** begin **

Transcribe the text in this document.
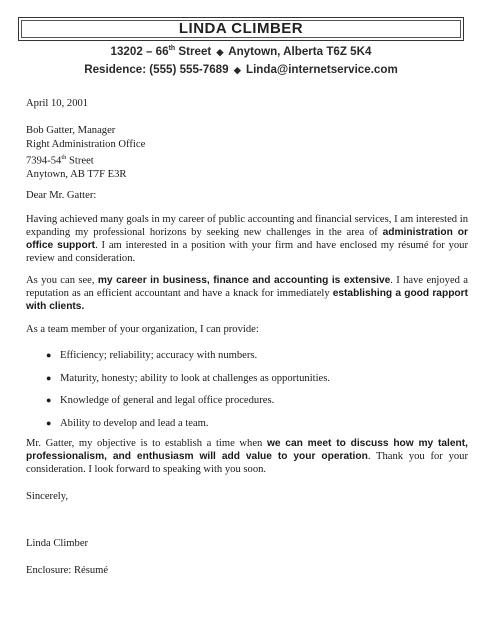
LINDA CLIMBER
13202 – 66th Street ◆ Anytown, Alberta T6Z 5K4
Residence: (555) 555-7689 ◆ Linda@internetservice.com
April 10, 2001
Bob Gatter, Manager
Right Administration Office
7394-54th Street
Anytown, AB T7F E3R
Dear Mr. Gatter:

Having achieved many goals in my career of public accounting and financial services, I am interested in expanding my professional horizons by seeking new challenges in the area of administration or office support. I am interested in a position with your firm and have enclosed my résumé for your review and consideration.

As you can see, my career in business, finance and accounting is extensive. I have enjoyed a reputation as an efficient accountant and have a knack for immediately establishing a good rapport with clients.

As a team member of your organization, I can provide:
● Efficiency; reliability; accuracy with numbers.
● Maturity, honesty; ability to look at challenges as opportunities.
● Knowledge of general and legal office procedures.
● Ability to develop and lead a team.

Mr. Gatter, my objective is to establish a time when we can meet to discuss how my talent, professionalism, and enthusiasm will add value to your operation. Thank you for your consideration. I look forward to speaking with you soon.

Sincerely,
Linda Climber
Enclosure: Résumé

** end **

** EXERCISE **
Print all of the records shown above exactly, leaving out each picture.

** TASK OUTPUT **
Transcribe the text in this document.
LINDA CLIMBER
13202 – 66th Street ◆ Anytown, Alberta T6Z 5K4
Residence: (555) 555-7689 ◆ Linda@internetservice.com
April 10, 2001
Bob Gatter, Manager
Right Administration Office
7394-54th Street
Anytown, AB T7F E3R
Dear Mr. Gatter:

Having achieved many goals in my career of public accounting and financial services, I am interested in expanding my professional horizons by seeking new challenges in the area of administration or office support. I am interested in a position with your firm and have enclosed my résumé for your review and consideration.

As you can see, my career in business, finance and accounting is extensive. I have enjoyed a reputation as an efficient accountant and have a knack for immediately establishing a good rapport with clients.

As a team member of your organization, I can provide:
● Efficiency; reliability; accuracy with numbers.
● Maturity, honesty; ability to look at challenges as opportunities.
● Knowledge of general and legal office procedures.
● Ability to develop and lead a team.

Mr. Gatter, my objective is to establish a time when we can meet to discuss how my talent, professionalism, and enthusiasm will add value to your operation. Thank you for your consideration. I look forward to speaking with you soon.

Sincerely,
Linda Climber
Enclosure: Résumé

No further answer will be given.